■ The records

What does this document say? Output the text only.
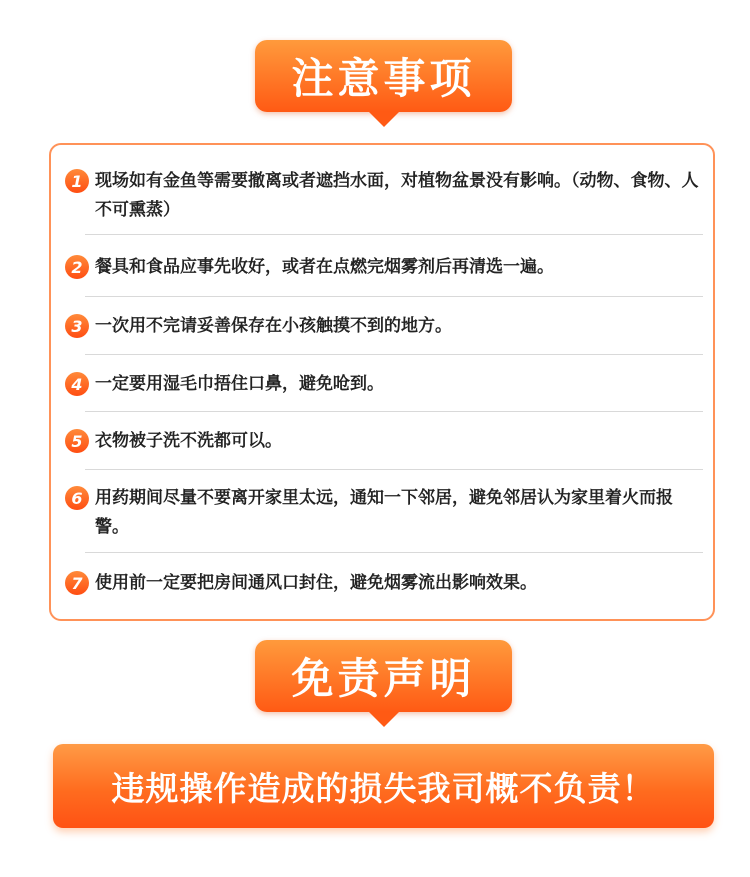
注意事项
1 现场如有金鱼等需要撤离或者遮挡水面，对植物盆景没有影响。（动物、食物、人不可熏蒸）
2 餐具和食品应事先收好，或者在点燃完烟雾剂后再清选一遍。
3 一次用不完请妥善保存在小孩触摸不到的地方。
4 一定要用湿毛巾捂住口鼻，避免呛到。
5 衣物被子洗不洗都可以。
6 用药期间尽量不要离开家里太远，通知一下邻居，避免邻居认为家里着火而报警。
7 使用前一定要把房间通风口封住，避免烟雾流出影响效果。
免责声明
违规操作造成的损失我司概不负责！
==
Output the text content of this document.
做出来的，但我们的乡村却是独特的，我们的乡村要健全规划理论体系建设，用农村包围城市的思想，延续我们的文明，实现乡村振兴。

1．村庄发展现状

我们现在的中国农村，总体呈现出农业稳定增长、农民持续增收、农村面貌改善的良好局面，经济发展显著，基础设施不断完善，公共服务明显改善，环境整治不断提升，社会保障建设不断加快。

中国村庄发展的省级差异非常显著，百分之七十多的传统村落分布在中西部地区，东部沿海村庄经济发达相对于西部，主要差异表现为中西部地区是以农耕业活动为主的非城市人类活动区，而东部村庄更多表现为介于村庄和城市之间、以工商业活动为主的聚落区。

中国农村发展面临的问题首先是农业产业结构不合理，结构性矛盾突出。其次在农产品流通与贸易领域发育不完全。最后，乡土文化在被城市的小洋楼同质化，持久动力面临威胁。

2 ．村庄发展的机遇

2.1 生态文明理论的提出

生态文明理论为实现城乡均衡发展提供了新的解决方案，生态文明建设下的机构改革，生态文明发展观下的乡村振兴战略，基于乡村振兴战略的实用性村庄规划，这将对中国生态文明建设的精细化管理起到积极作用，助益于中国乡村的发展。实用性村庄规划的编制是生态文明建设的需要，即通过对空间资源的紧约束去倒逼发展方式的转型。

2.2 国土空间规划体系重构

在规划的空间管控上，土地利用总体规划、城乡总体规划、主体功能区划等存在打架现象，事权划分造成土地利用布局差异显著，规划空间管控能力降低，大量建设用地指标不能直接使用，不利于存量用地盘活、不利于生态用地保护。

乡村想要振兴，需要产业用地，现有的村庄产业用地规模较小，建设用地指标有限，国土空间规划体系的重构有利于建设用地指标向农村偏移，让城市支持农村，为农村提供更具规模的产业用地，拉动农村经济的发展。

■ Request
Each line in the listing above that contains "Output" should be copied.

■ Result of the task
What does this document say? Output the text only.
Output the text content of this document.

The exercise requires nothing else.